(Data)

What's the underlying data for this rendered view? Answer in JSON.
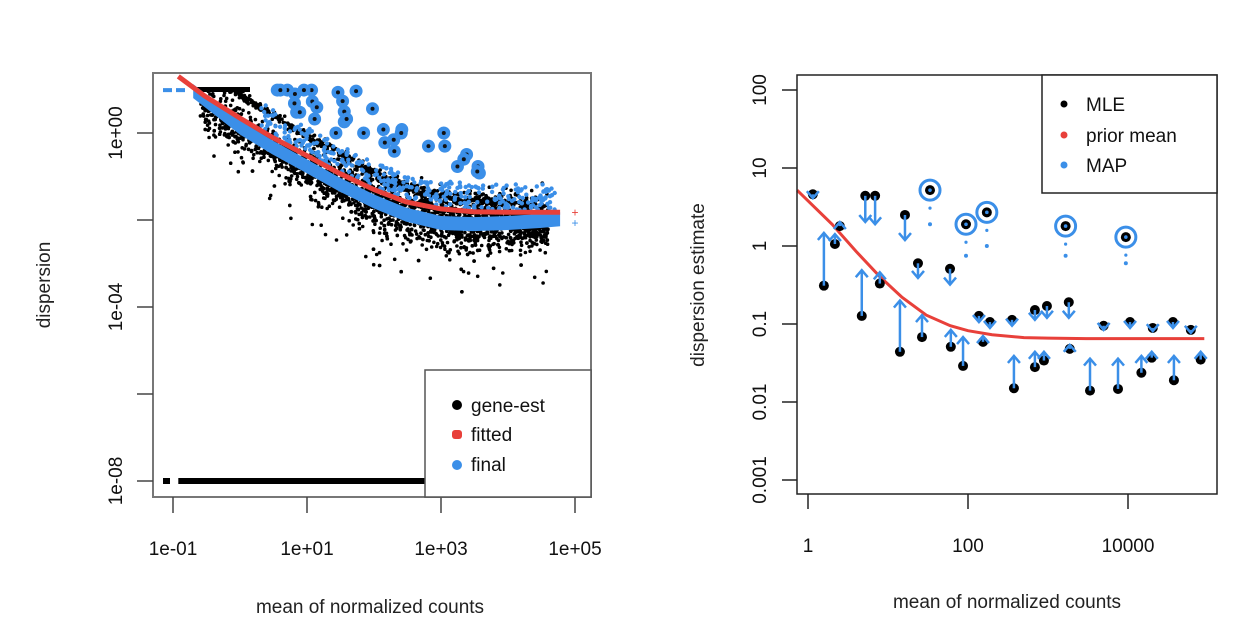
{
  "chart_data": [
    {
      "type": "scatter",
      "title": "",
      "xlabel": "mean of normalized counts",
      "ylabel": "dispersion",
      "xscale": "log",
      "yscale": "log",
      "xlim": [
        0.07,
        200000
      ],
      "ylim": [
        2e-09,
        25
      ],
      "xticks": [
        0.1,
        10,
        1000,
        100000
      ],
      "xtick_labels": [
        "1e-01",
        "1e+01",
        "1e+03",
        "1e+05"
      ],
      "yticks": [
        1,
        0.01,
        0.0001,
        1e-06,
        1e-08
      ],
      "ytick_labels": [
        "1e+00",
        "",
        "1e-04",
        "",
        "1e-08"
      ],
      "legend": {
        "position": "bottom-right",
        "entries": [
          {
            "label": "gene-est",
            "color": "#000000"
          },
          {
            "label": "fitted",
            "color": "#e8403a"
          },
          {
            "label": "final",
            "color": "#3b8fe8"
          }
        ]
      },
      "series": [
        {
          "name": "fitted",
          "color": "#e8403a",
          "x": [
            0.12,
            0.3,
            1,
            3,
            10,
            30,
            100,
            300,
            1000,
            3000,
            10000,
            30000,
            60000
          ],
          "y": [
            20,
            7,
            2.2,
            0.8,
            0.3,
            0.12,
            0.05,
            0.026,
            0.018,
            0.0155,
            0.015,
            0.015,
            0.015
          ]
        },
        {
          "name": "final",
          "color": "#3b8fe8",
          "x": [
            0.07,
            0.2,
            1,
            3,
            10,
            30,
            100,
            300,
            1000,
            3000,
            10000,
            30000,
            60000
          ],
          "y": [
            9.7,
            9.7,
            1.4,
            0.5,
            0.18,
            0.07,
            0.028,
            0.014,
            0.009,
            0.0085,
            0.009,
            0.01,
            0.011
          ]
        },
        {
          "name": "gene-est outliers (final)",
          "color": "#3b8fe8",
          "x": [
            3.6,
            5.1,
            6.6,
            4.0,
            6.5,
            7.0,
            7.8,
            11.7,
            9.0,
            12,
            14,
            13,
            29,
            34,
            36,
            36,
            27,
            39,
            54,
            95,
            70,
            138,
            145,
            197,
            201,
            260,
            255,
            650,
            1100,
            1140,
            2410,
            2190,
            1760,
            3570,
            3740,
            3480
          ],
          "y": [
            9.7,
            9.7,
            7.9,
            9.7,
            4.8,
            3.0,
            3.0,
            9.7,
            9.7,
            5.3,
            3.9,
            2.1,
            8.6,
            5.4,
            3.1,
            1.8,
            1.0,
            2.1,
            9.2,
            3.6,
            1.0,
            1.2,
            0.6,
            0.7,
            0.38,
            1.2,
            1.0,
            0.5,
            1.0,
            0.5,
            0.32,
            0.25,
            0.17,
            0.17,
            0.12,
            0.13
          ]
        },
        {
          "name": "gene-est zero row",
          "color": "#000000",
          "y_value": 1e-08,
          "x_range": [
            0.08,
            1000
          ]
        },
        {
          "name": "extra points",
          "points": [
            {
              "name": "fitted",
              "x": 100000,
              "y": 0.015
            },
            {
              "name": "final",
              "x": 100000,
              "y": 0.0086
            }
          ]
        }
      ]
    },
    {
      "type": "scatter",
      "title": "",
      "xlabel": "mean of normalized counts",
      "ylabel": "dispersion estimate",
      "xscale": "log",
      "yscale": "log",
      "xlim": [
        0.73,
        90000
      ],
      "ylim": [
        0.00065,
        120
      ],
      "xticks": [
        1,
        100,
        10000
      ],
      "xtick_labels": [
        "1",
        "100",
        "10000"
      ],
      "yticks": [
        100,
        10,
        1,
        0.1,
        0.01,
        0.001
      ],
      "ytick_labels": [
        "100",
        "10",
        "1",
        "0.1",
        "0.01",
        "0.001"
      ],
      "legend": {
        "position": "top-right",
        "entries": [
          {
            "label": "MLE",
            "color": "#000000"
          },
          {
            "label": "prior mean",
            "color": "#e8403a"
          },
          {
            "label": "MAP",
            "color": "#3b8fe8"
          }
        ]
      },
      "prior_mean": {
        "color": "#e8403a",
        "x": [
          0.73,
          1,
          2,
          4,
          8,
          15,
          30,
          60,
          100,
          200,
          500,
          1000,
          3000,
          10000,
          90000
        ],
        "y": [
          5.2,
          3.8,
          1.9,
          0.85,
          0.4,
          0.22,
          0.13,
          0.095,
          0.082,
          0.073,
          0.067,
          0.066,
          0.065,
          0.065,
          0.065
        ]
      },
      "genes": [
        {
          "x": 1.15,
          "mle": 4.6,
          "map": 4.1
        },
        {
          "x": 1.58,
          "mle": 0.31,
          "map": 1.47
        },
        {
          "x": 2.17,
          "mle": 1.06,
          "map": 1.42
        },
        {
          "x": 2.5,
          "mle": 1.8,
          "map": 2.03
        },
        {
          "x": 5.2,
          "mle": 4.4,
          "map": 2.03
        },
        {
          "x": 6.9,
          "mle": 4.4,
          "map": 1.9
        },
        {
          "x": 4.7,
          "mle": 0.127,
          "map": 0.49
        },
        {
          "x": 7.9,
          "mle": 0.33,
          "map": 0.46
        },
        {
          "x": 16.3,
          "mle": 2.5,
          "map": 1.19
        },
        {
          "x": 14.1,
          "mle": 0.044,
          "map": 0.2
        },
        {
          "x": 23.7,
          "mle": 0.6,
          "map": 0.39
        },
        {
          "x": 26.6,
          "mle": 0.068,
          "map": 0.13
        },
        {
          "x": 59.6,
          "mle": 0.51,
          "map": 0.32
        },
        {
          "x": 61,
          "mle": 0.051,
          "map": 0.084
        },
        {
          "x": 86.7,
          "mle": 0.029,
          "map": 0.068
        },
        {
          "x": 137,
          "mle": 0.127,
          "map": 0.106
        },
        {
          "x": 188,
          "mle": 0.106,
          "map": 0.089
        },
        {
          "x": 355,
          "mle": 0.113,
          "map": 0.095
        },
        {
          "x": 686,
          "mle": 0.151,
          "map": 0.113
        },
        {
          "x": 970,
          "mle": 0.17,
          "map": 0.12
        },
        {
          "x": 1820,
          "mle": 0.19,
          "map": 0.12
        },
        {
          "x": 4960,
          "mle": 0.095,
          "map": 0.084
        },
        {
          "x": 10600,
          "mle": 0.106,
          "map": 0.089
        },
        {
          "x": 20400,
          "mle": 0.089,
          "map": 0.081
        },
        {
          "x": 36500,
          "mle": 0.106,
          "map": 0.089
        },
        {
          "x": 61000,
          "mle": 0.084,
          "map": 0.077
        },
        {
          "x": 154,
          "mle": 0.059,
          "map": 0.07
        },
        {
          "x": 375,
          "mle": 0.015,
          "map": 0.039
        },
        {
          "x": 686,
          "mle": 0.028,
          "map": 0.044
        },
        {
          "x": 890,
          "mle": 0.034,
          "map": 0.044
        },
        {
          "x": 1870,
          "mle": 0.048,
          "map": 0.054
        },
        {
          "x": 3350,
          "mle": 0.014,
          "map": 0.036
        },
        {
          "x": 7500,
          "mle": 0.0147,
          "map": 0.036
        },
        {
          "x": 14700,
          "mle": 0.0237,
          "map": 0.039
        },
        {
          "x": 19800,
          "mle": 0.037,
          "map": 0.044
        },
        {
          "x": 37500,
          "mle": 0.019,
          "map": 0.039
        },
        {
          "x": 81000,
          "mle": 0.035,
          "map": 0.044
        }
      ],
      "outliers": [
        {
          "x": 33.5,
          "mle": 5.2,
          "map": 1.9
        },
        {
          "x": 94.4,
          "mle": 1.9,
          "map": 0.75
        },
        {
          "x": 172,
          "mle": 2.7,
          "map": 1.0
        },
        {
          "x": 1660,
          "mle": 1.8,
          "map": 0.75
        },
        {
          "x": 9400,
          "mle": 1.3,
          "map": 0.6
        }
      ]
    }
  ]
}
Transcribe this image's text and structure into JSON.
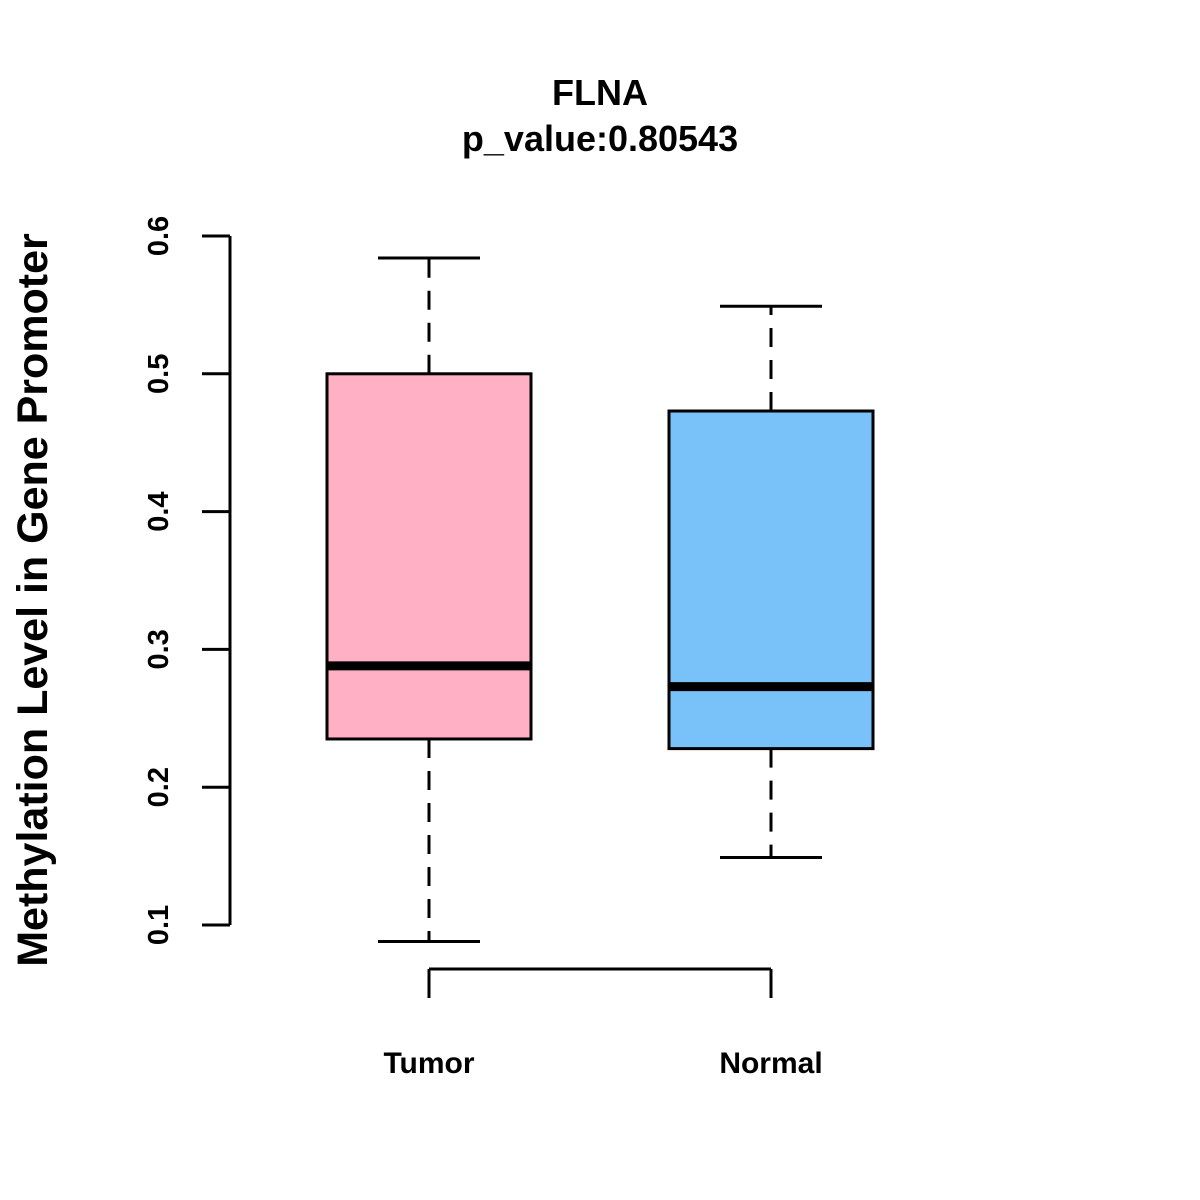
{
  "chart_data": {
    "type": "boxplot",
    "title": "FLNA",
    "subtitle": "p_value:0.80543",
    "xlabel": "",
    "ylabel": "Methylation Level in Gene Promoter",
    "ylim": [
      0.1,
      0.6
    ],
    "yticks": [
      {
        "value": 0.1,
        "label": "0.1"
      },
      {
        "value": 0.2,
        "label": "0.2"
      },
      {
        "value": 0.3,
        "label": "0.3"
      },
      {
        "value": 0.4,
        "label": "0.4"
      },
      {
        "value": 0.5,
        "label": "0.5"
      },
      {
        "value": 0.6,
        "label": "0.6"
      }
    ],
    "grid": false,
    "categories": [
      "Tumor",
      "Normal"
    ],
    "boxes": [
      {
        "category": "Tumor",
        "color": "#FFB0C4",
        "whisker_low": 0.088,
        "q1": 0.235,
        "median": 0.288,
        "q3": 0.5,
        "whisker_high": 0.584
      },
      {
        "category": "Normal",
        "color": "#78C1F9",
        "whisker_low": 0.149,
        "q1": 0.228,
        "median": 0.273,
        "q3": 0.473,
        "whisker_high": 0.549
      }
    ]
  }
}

(End Data)

● **Work instructions**
Search the listing for the string "right". Copy each line where it is found.

● **Response**
        "position": "bottom-right",
        "position": "top-right",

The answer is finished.